## Start Extracted data

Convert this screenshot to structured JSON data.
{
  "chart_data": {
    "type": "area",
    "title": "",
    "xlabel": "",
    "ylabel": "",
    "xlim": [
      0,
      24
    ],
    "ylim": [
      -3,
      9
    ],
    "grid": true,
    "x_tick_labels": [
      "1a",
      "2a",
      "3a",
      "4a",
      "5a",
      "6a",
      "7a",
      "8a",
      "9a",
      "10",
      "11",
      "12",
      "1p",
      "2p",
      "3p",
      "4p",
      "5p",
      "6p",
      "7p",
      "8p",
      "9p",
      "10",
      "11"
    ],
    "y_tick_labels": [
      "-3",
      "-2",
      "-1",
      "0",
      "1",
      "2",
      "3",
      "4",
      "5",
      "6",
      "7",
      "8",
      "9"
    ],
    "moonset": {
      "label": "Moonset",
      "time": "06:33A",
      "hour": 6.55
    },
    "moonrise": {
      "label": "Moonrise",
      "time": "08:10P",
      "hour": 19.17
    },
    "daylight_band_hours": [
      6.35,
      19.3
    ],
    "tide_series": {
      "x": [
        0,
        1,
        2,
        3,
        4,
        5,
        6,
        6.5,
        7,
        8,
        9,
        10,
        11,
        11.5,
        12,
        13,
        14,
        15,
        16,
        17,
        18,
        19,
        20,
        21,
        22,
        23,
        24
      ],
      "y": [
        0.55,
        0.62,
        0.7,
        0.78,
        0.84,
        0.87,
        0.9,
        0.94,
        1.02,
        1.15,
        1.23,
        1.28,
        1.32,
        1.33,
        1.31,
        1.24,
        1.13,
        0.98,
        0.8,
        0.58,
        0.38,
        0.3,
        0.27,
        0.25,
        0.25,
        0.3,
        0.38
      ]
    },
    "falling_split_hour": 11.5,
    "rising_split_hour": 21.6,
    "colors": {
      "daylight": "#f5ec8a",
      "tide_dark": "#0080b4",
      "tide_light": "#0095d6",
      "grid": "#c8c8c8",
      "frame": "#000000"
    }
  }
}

## End Extracted data

What needs to be done – Restate the listing in full, word for word.

Final result –
Convert this screenshot to structured JSON data.
{
  "chart_data": {
    "type": "area",
    "title": "",
    "xlabel": "",
    "ylabel": "",
    "xlim": [
      0,
      24
    ],
    "ylim": [
      -3,
      9
    ],
    "grid": true,
    "x_tick_labels": [
      "1a",
      "2a",
      "3a",
      "4a",
      "5a",
      "6a",
      "7a",
      "8a",
      "9a",
      "10",
      "11",
      "12",
      "1p",
      "2p",
      "3p",
      "4p",
      "5p",
      "6p",
      "7p",
      "8p",
      "9p",
      "10",
      "11"
    ],
    "y_tick_labels": [
      "-3",
      "-2",
      "-1",
      "0",
      "1",
      "2",
      "3",
      "4",
      "5",
      "6",
      "7",
      "8",
      "9"
    ],
    "moonset": {
      "label": "Moonset",
      "time": "06:33A",
      "hour": 6.55
    },
    "moonrise": {
      "label": "Moonrise",
      "time": "08:10P",
      "hour": 19.17
    },
    "daylight_band_hours": [
      6.35,
      19.3
    ],
    "tide_series": {
      "x": [
        0,
        1,
        2,
        3,
        4,
        5,
        6,
        6.5,
        7,
        8,
        9,
        10,
        11,
        11.5,
        12,
        13,
        14,
        15,
        16,
        17,
        18,
        19,
        20,
        21,
        22,
        23,
        24
      ],
      "y": [
        0.55,
        0.62,
        0.7,
        0.78,
        0.84,
        0.87,
        0.9,
        0.94,
        1.02,
        1.15,
        1.23,
        1.28,
        1.32,
        1.33,
        1.31,
        1.24,
        1.13,
        0.98,
        0.8,
        0.58,
        0.38,
        0.3,
        0.27,
        0.25,
        0.25,
        0.3,
        0.38
      ]
    },
    "falling_split_hour": 11.5,
    "rising_split_hour": 21.6,
    "colors": {
      "daylight": "#f5ec8a",
      "tide_dark": "#0080b4",
      "tide_light": "#0095d6",
      "grid": "#c8c8c8",
      "frame": "#000000"
    }
  }
}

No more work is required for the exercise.